'''

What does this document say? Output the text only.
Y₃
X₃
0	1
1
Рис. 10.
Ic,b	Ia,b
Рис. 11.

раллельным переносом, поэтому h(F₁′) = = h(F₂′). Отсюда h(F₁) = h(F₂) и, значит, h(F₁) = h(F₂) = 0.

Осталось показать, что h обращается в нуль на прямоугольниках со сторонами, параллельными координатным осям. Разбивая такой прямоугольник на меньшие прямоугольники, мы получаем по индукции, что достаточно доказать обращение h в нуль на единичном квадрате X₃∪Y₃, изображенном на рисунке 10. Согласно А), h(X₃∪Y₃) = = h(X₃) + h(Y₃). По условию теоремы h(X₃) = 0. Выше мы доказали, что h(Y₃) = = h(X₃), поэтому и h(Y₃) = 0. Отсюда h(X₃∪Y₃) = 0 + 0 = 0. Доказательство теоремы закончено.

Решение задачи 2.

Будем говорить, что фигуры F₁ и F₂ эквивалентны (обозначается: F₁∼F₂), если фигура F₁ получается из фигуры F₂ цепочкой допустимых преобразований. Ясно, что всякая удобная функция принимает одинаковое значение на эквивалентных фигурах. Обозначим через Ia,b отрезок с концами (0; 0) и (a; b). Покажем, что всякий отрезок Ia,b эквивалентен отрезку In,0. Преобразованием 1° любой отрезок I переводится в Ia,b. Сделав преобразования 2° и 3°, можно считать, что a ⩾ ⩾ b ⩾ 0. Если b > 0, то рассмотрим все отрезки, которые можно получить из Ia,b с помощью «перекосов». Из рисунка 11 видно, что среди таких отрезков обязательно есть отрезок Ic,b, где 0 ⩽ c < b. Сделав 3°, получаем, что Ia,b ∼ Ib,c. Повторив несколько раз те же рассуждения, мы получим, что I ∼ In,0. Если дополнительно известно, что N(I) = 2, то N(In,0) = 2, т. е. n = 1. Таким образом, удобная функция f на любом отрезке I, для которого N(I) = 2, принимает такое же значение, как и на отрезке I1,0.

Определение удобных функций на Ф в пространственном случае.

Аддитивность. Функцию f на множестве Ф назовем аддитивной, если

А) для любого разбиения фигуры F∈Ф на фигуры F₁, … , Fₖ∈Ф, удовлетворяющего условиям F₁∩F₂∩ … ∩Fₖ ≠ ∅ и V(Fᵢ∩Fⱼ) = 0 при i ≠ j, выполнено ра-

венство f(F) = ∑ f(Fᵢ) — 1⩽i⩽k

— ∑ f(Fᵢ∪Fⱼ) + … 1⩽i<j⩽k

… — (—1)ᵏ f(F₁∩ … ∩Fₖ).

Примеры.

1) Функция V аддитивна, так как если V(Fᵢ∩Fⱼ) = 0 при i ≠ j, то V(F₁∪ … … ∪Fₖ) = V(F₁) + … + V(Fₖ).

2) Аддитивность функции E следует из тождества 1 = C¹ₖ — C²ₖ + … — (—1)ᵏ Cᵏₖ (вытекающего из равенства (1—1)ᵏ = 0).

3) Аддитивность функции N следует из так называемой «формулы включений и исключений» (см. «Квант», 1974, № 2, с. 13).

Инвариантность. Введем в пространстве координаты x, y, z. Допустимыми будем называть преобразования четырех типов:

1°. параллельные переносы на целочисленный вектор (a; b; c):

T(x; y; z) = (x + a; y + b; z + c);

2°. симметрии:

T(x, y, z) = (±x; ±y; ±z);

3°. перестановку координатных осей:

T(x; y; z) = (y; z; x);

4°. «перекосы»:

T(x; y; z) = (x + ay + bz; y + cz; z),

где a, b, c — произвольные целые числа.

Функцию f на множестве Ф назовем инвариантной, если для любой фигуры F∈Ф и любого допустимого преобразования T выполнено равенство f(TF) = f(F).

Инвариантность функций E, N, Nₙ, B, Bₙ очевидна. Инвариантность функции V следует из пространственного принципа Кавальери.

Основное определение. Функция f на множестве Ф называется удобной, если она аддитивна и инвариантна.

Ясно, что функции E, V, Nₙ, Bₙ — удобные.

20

'''

PROBLEM REQUIREMENTS | Restate every line of the data word for word.

COMPLETED TASK |
What does this document say? Output the text only.
Y₃
X₃
0	1
1
Рис. 10.
Ic,b	Ia,b
Рис. 11.

раллельным переносом, поэтому h(F₁′) = = h(F₂′). Отсюда h(F₁) = h(F₂) и, значит, h(F₁) = h(F₂) = 0.

Осталось показать, что h обращается в нуль на прямоугольниках со сторонами, параллельными координатным осям. Разбивая такой прямоугольник на меньшие прямоугольники, мы получаем по индукции, что достаточно доказать обращение h в нуль на единичном квадрате X₃∪Y₃, изображенном на рисунке 10. Согласно А), h(X₃∪Y₃) = = h(X₃) + h(Y₃). По условию теоремы h(X₃) = 0. Выше мы доказали, что h(Y₃) = = h(X₃), поэтому и h(Y₃) = 0. Отсюда h(X₃∪Y₃) = 0 + 0 = 0. Доказательство теоремы закончено.

Решение задачи 2.

Будем говорить, что фигуры F₁ и F₂ эквивалентны (обозначается: F₁∼F₂), если фигура F₁ получается из фигуры F₂ цепочкой допустимых преобразований. Ясно, что всякая удобная функция принимает одинаковое значение на эквивалентных фигурах. Обозначим через Ia,b отрезок с концами (0; 0) и (a; b). Покажем, что всякий отрезок Ia,b эквивалентен отрезку In,0. Преобразованием 1° любой отрезок I переводится в Ia,b. Сделав преобразования 2° и 3°, можно считать, что a ⩾ ⩾ b ⩾ 0. Если b > 0, то рассмотрим все отрезки, которые можно получить из Ia,b с помощью «перекосов». Из рисунка 11 видно, что среди таких отрезков обязательно есть отрезок Ic,b, где 0 ⩽ c < b. Сделав 3°, получаем, что Ia,b ∼ Ib,c. Повторив несколько раз те же рассуждения, мы получим, что I ∼ In,0. Если дополнительно известно, что N(I) = 2, то N(In,0) = 2, т. е. n = 1. Таким образом, удобная функция f на любом отрезке I, для которого N(I) = 2, принимает такое же значение, как и на отрезке I1,0.

Определение удобных функций на Ф в пространственном случае.

Аддитивность. Функцию f на множестве Ф назовем аддитивной, если

А) для любого разбиения фигуры F∈Ф на фигуры F₁, … , Fₖ∈Ф, удовлетворяющего условиям F₁∩F₂∩ … ∩Fₖ ≠ ∅ и V(Fᵢ∩Fⱼ) = 0 при i ≠ j, выполнено ра-

венство f(F) = ∑ f(Fᵢ) — 1⩽i⩽k

— ∑ f(Fᵢ∪Fⱼ) + … 1⩽i<j⩽k

… — (—1)ᵏ f(F₁∩ … ∩Fₖ).

Примеры.

1) Функция V аддитивна, так как если V(Fᵢ∩Fⱼ) = 0 при i ≠ j, то V(F₁∪ … … ∪Fₖ) = V(F₁) + … + V(Fₖ).

2) Аддитивность функции E следует из тождества 1 = C¹ₖ — C²ₖ + … — (—1)ᵏ Cᵏₖ (вытекающего из равенства (1—1)ᵏ = 0).

3) Аддитивность функции N следует из так называемой «формулы включений и исключений» (см. «Квант», 1974, № 2, с. 13).

Инвариантность. Введем в пространстве координаты x, y, z. Допустимыми будем называть преобразования четырех типов:

1°. параллельные переносы на целочисленный вектор (a; b; c):

T(x; y; z) = (x + a; y + b; z + c);

2°. симметрии:

T(x, y, z) = (±x; ±y; ±z);

3°. перестановку координатных осей:

T(x; y; z) = (y; z; x);

4°. «перекосы»:

T(x; y; z) = (x + ay + bz; y + cz; z),

где a, b, c — произвольные целые числа.

Функцию f на множестве Ф назовем инвариантной, если для любой фигуры F∈Ф и любого допустимого преобразования T выполнено равенство f(TF) = f(F).

Инвариантность функций E, N, Nₙ, B, Bₙ очевидна. Инвариантность функции V следует из пространственного принципа Кавальери.

Основное определение. Функция f на множестве Ф называется удобной, если она аддитивна и инвариантна.

Ясно, что функции E, V, Nₙ, Bₙ — удобные.

20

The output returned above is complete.